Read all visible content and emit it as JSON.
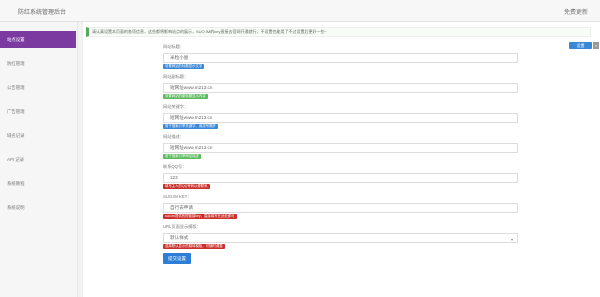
{
  "header": {
    "title": "防红系统管理后台",
    "right_link": "免费更新"
  },
  "sidebar": {
    "items": [
      {
        "label": "站点设置",
        "active": true
      },
      {
        "label": "防红管理",
        "active": false
      },
      {
        "label": "公告管理",
        "active": false
      },
      {
        "label": "广告管理",
        "active": false
      },
      {
        "label": "域名记录",
        "active": false
      },
      {
        "label": "API 记录",
        "active": false
      },
      {
        "label": "系统教程",
        "active": false
      },
      {
        "label": "系统说明",
        "active": false
      }
    ]
  },
  "notice": {
    "text": "请认真设置本页面的各项信息，这些都将影响站点的展示，SUO.IM的key直接去官网开通就行，不设置也能用了不过设置后更好一些~"
  },
  "float_buttons": {
    "primary": "设置",
    "secondary": "×"
  },
  "form": {
    "fields": [
      {
        "label": "网站标题：",
        "value": "米粒小屋",
        "tag": "设置网站的标题显示文字",
        "tag_color": "#3a87d6"
      },
      {
        "label": "网站副标题：",
        "value": "短网址www.m213.cn",
        "tag": "设置网站的副标题显示内容",
        "tag_color": "#5cb85c"
      },
      {
        "label": "网站关键字：",
        "value": "短网址www.m213.cn",
        "tag": "用于搜索引擎关键字，用逗号隔开",
        "tag_color": "#3a87d6"
      },
      {
        "label": "网站描述：",
        "value": "短网址www.m213.cn",
        "tag": "用于搜索引擎网站描述",
        "tag_color": "#5cb85c"
      },
      {
        "label": "联系QQ号：",
        "value": "123",
        "tag": "填写主人的QQ号码以便联系",
        "tag_color": "#c9302c"
      },
      {
        "label": "SUO.IM KEY：",
        "value": "自行去申请",
        "tag": "suo.im提供的短链接key，直接填写在此处即可",
        "tag_color": "#c9302c"
      },
      {
        "label": "URL页面显示模版：",
        "value": "默认样式",
        "tag": "选择默认显示的跳转模板，可随时调整",
        "tag_color": "#c9302c",
        "is_select": true
      }
    ],
    "submit_label": "提交设置"
  }
}
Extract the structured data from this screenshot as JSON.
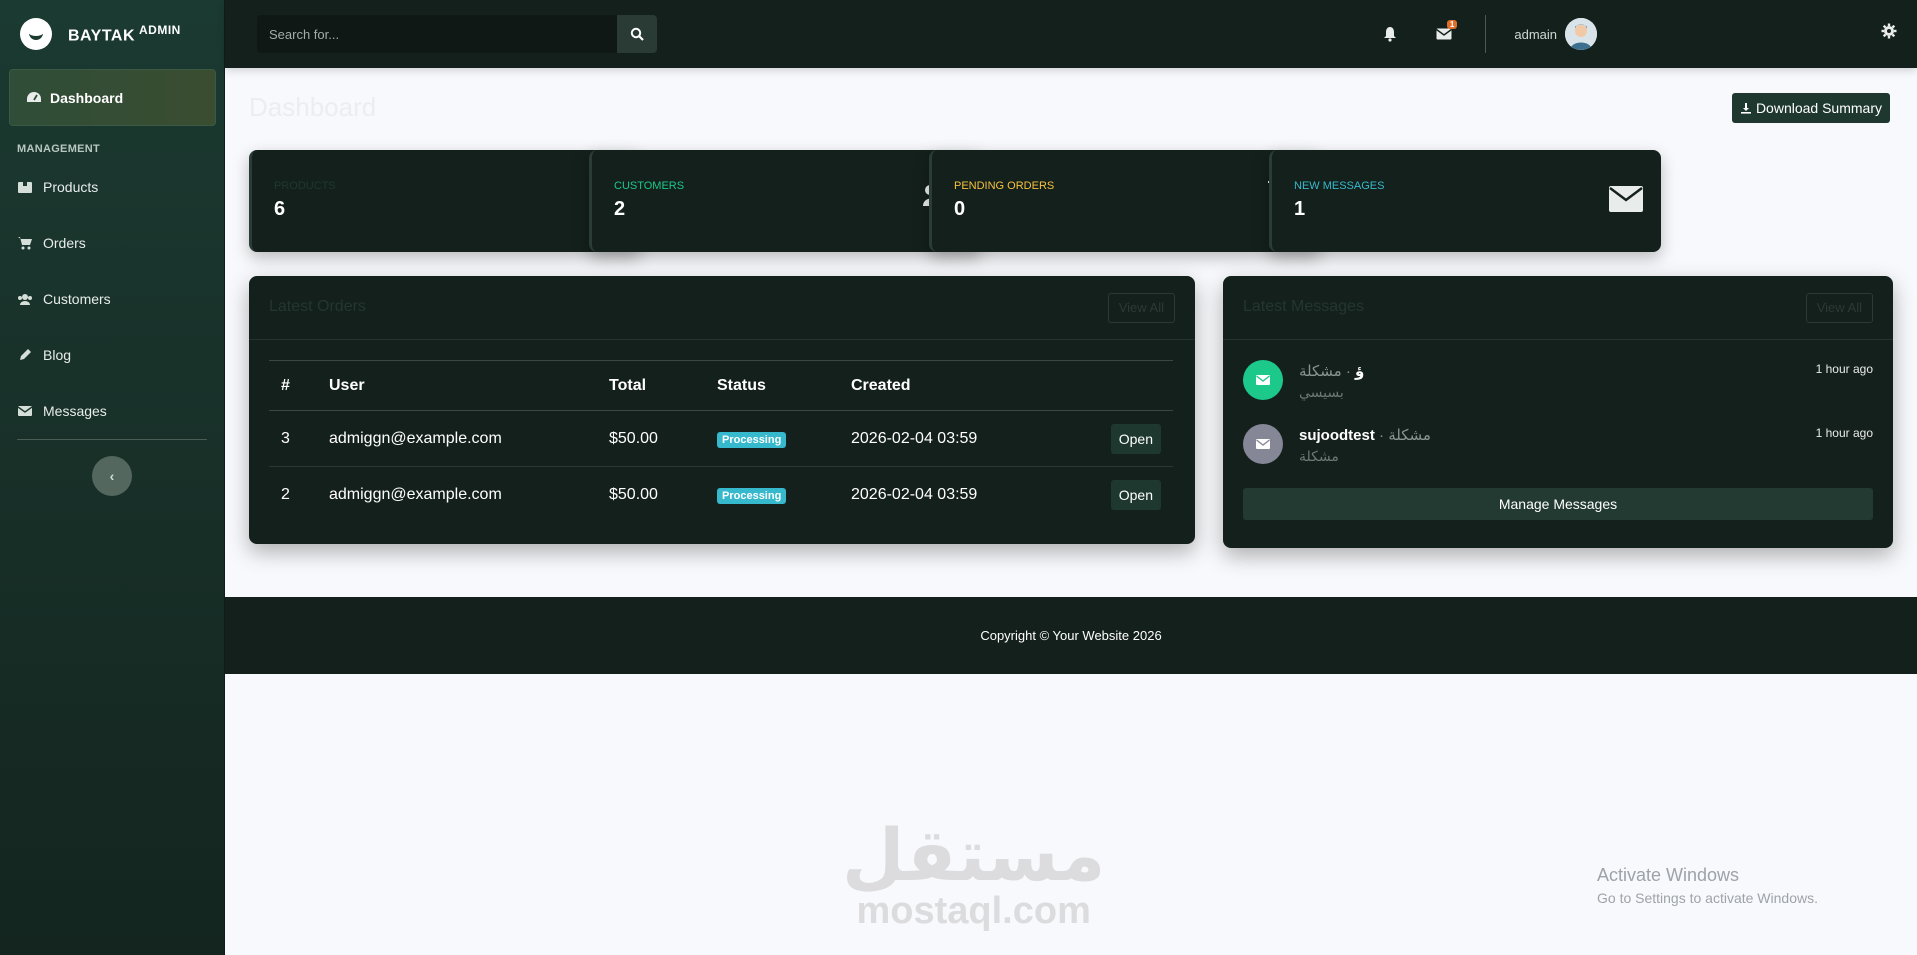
{
  "brand": {
    "name": "BAYTAK",
    "suffix": "ADMIN"
  },
  "sidebar": {
    "active_item": {
      "label": "Dashboard",
      "icon": "tachometer-icon"
    },
    "heading": "MANAGEMENT",
    "items": [
      {
        "label": "Products",
        "icon": "box-icon"
      },
      {
        "label": "Orders",
        "icon": "cart-icon"
      },
      {
        "label": "Customers",
        "icon": "users-icon"
      },
      {
        "label": "Blog",
        "icon": "pen-icon"
      },
      {
        "label": "Messages",
        "icon": "envelope-icon"
      }
    ],
    "toggle_icon": "chevron-left-icon"
  },
  "topbar": {
    "search_placeholder": "Search for...",
    "message_badge": "1",
    "user_name": "admain"
  },
  "page": {
    "title": "Dashboard",
    "download_label": "Download Summary"
  },
  "stats": [
    {
      "label": "PRODUCTS",
      "value": "6",
      "color": "#1e3830",
      "icon": "box-open-icon"
    },
    {
      "label": "CUSTOMERS",
      "value": "2",
      "color": "#1cc88a",
      "icon": "users-icon"
    },
    {
      "label": "PENDING ORDERS",
      "value": "0",
      "color": "#f6c23e",
      "icon": "cart-icon"
    },
    {
      "label": "NEW MESSAGES",
      "value": "1",
      "color": "#36b9cc",
      "icon": "envelope-icon"
    }
  ],
  "orders": {
    "title": "Latest Orders",
    "view_all": "View All",
    "columns": [
      "#",
      "User",
      "Total",
      "Status",
      "Created"
    ],
    "rows": [
      {
        "id": "3",
        "user": "admiggn@example.com",
        "total": "$50.00",
        "status": "Processing",
        "created": "2026-02-04 03:59",
        "action": "Open"
      },
      {
        "id": "2",
        "user": "admiggn@example.com",
        "total": "$50.00",
        "status": "Processing",
        "created": "2026-02-04 03:59",
        "action": "Open"
      }
    ]
  },
  "messages": {
    "title": "Latest Messages",
    "view_all": "View All",
    "items": [
      {
        "from": "ؤ",
        "subject": "· مشكلة",
        "body": "بسيسي",
        "time": "1 hour ago",
        "avatar_color": "#1cc88a"
      },
      {
        "from": "sujoodtest",
        "subject": "· مشكلة",
        "body": "مشكلة",
        "time": "1 hour ago",
        "avatar_color": "#858796"
      }
    ],
    "manage_label": "Manage Messages"
  },
  "footer": {
    "copyright": "Copyright © Your Website 2026"
  },
  "watermark": {
    "arabic": "مستقل",
    "latin": "mostaql.com"
  },
  "os_notice": {
    "title": "Activate Windows",
    "subtitle": "Go to Settings to activate Windows."
  }
}
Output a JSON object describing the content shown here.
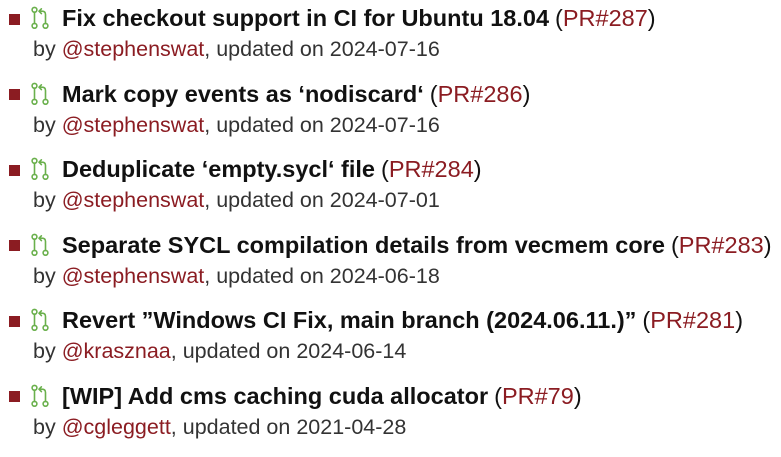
{
  "colors": {
    "accent": "#8b1c22",
    "pr_icon": "#6ab04c",
    "text": "#111111",
    "muted": "#333333"
  },
  "pull_requests": [
    {
      "title": "Fix checkout support in CI for Ubuntu 18.04",
      "pr_label": "PR#287",
      "by": "by",
      "author": "@stephenswat",
      "updated_prefix": ", updated on",
      "date": "2024-07-16",
      "icon": "pull-request-icon"
    },
    {
      "title": "Mark copy events as ‘nodiscard‘",
      "pr_label": "PR#286",
      "by": "by",
      "author": "@stephenswat",
      "updated_prefix": ", updated on",
      "date": "2024-07-16",
      "icon": "pull-request-icon"
    },
    {
      "title": "Deduplicate ‘empty.sycl‘ file",
      "pr_label": "PR#284",
      "by": "by",
      "author": "@stephenswat",
      "updated_prefix": ", updated on",
      "date": "2024-07-01",
      "icon": "pull-request-icon"
    },
    {
      "title": "Separate SYCL compilation details from vecmem core",
      "pr_label": "PR#283",
      "by": "by",
      "author": "@stephenswat",
      "updated_prefix": ", updated on",
      "date": "2024-06-18",
      "icon": "pull-request-icon"
    },
    {
      "title": "Revert ”Windows CI Fix, main branch (2024.06.11.)”",
      "pr_label": "PR#281",
      "by": "by",
      "author": "@krasznaa",
      "updated_prefix": ", updated on",
      "date": "2024-06-14",
      "icon": "pull-request-icon"
    },
    {
      "title": "[WIP] Add cms caching cuda allocator",
      "pr_label": "PR#79",
      "by": "by",
      "author": "@cgleggett",
      "updated_prefix": ", updated on",
      "date": "2021-04-28",
      "icon": "pull-request-icon"
    }
  ]
}
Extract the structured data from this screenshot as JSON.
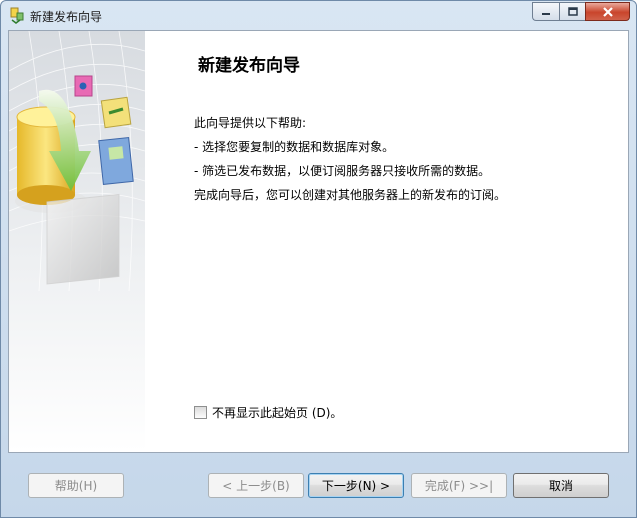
{
  "window": {
    "title": "新建发布向导"
  },
  "page": {
    "heading": "新建发布向导",
    "intro": "此向导提供以下帮助:",
    "bullets": [
      "-  选择您要复制的数据和数据库对象。",
      "-  筛选已发布数据，以便订阅服务器只接收所需的数据。"
    ],
    "completion": "完成向导后，您可以创建对其他服务器上的新发布的订阅。",
    "dont_show_label": "不再显示此起始页 (D)。",
    "dont_show_checked": false
  },
  "buttons": {
    "help": "帮助(H)",
    "back": "< 上一步(B)",
    "next": "下一步(N) >",
    "finish": "完成(F) >>|",
    "cancel": "取消"
  },
  "colors": {
    "title_bar": "#d4e3f2",
    "close_button": "#c9452c",
    "default_button_border": "#3c7fb1"
  }
}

▶ [Task instructions] All of the material above is to be copied exactly, except for its images.

▶ [Solution]
Read all visible content and emit it as JSON.
{
  "header": {
    "title": "防红系统管理后台",
    "right_link": "免费更新"
  },
  "sidebar": {
    "items": [
      {
        "label": "站点设置",
        "active": true
      },
      {
        "label": "防红管理",
        "active": false
      },
      {
        "label": "公告管理",
        "active": false
      },
      {
        "label": "广告管理",
        "active": false
      },
      {
        "label": "域名记录",
        "active": false
      },
      {
        "label": "API 记录",
        "active": false
      },
      {
        "label": "系统教程",
        "active": false
      },
      {
        "label": "系统说明",
        "active": false
      }
    ]
  },
  "notice": {
    "text": "请认真设置本页面的各项信息，这些都将影响站点的展示，SUO.IM的key直接去官网开通就行，不设置也能用了不过设置后更好一些~"
  },
  "float_buttons": {
    "primary": "设置",
    "secondary": "×"
  },
  "form": {
    "fields": [
      {
        "label": "网站标题：",
        "value": "米粒小屋",
        "tag": "设置网站的标题显示文字",
        "tag_color": "#3a87d6"
      },
      {
        "label": "网站副标题：",
        "value": "短网址www.m213.cn",
        "tag": "设置网站的副标题显示内容",
        "tag_color": "#5cb85c"
      },
      {
        "label": "网站关键字：",
        "value": "短网址www.m213.cn",
        "tag": "用于搜索引擎关键字，用逗号隔开",
        "tag_color": "#3a87d6"
      },
      {
        "label": "网站描述：",
        "value": "短网址www.m213.cn",
        "tag": "用于搜索引擎网站描述",
        "tag_color": "#5cb85c"
      },
      {
        "label": "联系QQ号：",
        "value": "123",
        "tag": "填写主人的QQ号码以便联系",
        "tag_color": "#c9302c"
      },
      {
        "label": "SUO.IM KEY：",
        "value": "自行去申请",
        "tag": "suo.im提供的短链接key，直接填写在此处即可",
        "tag_color": "#c9302c"
      },
      {
        "label": "URL页面显示模版：",
        "value": "默认样式",
        "tag": "选择默认显示的跳转模板，可随时调整",
        "tag_color": "#c9302c",
        "is_select": true
      }
    ],
    "submit_label": "提交设置"
  }
}
Extract the structured data from this screenshot as JSON.
{
  "brand": {
    "name": "BAYTAK",
    "suffix": "ADMIN"
  },
  "sidebar": {
    "active_item": {
      "label": "Dashboard",
      "icon": "tachometer-icon"
    },
    "heading": "MANAGEMENT",
    "items": [
      {
        "label": "Products",
        "icon": "box-icon"
      },
      {
        "label": "Orders",
        "icon": "cart-icon"
      },
      {
        "label": "Customers",
        "icon": "users-icon"
      },
      {
        "label": "Blog",
        "icon": "pen-icon"
      },
      {
        "label": "Messages",
        "icon": "envelope-icon"
      }
    ],
    "toggle_icon": "chevron-left-icon"
  },
  "topbar": {
    "search_placeholder": "Search for...",
    "message_badge": "1",
    "user_name": "admain"
  },
  "page": {
    "title": "Dashboard",
    "download_label": "Download Summary"
  },
  "stats": [
    {
      "label": "PRODUCTS",
      "value": "6",
      "color": "#1e3830",
      "icon": "box-open-icon"
    },
    {
      "label": "CUSTOMERS",
      "value": "2",
      "color": "#1cc88a",
      "icon": "users-icon"
    },
    {
      "label": "PENDING ORDERS",
      "value": "0",
      "color": "#f6c23e",
      "icon": "cart-icon"
    },
    {
      "label": "NEW MESSAGES",
      "value": "1",
      "color": "#36b9cc",
      "icon": "envelope-icon"
    }
  ],
  "orders": {
    "title": "Latest Orders",
    "view_all": "View All",
    "columns": [
      "#",
      "User",
      "Total",
      "Status",
      "Created"
    ],
    "rows": [
      {
        "id": "3",
        "user": "admiggn@example.com",
        "total": "$50.00",
        "status": "Processing",
        "created": "2026-02-04 03:59",
        "action": "Open"
      },
      {
        "id": "2",
        "user": "admiggn@example.com",
        "total": "$50.00",
        "status": "Processing",
        "created": "2026-02-04 03:59",
        "action": "Open"
      }
    ]
  },
  "messages": {
    "title": "Latest Messages",
    "view_all": "View All",
    "items": [
      {
        "from": "ؤ",
        "subject": "· مشكلة",
        "body": "بسيسي",
        "time": "1 hour ago",
        "avatar_color": "#1cc88a"
      },
      {
        "from": "sujoodtest",
        "subject": "· مشكلة",
        "body": "مشكلة",
        "time": "1 hour ago",
        "avatar_color": "#858796"
      }
    ],
    "manage_label": "Manage Messages"
  },
  "footer": {
    "copyright": "Copyright © Your Website 2026"
  },
  "watermark": {
    "arabic": "مستقل",
    "latin": "mostaql.com"
  },
  "os_notice": {
    "title": "Activate Windows",
    "subtitle": "Go to Settings to activate Windows."
  }
}
Output a JSON object describing the content shown here.
{
  "colors": {
    "accent": "#8b1c22",
    "pr_icon": "#6ab04c",
    "text": "#111111",
    "muted": "#333333"
  },
  "pull_requests": [
    {
      "title": "Fix checkout support in CI for Ubuntu 18.04",
      "pr_label": "PR#287",
      "by": "by",
      "author": "@stephenswat",
      "updated_prefix": ", updated on",
      "date": "2024-07-16",
      "icon": "pull-request-icon"
    },
    {
      "title": "Mark copy events as ‘nodiscard‘",
      "pr_label": "PR#286",
      "by": "by",
      "author": "@stephenswat",
      "updated_prefix": ", updated on",
      "date": "2024-07-16",
      "icon": "pull-request-icon"
    },
    {
      "title": "Deduplicate ‘empty.sycl‘ file",
      "pr_label": "PR#284",
      "by": "by",
      "author": "@stephenswat",
      "updated_prefix": ", updated on",
      "date": "2024-07-01",
      "icon": "pull-request-icon"
    },
    {
      "title": "Separate SYCL compilation details from vecmem core",
      "pr_label": "PR#283",
      "by": "by",
      "author": "@stephenswat",
      "updated_prefix": ", updated on",
      "date": "2024-06-18",
      "icon": "pull-request-icon"
    },
    {
      "title": "Revert ”Windows CI Fix, main branch (2024.06.11.)”",
      "pr_label": "PR#281",
      "by": "by",
      "author": "@krasznaa",
      "updated_prefix": ", updated on",
      "date": "2024-06-14",
      "icon": "pull-request-icon"
    },
    {
      "title": "[WIP] Add cms caching cuda allocator",
      "pr_label": "PR#79",
      "by": "by",
      "author": "@cgleggett",
      "updated_prefix": ", updated on",
      "date": "2021-04-28",
      "icon": "pull-request-icon"
    }
  ]
}
Extract the structured data from this screenshot as JSON.
{
  "window": {
    "title": "新建发布向导"
  },
  "page": {
    "heading": "新建发布向导",
    "intro": "此向导提供以下帮助:",
    "bullets": [
      "-  选择您要复制的数据和数据库对象。",
      "-  筛选已发布数据，以便订阅服务器只接收所需的数据。"
    ],
    "completion": "完成向导后，您可以创建对其他服务器上的新发布的订阅。",
    "dont_show_label": "不再显示此起始页 (D)。",
    "dont_show_checked": false
  },
  "buttons": {
    "help": "帮助(H)",
    "back": "< 上一步(B)",
    "next": "下一步(N) >",
    "finish": "完成(F) >>|",
    "cancel": "取消"
  },
  "colors": {
    "title_bar": "#d4e3f2",
    "close_button": "#c9452c",
    "default_button_border": "#3c7fb1"
  }
}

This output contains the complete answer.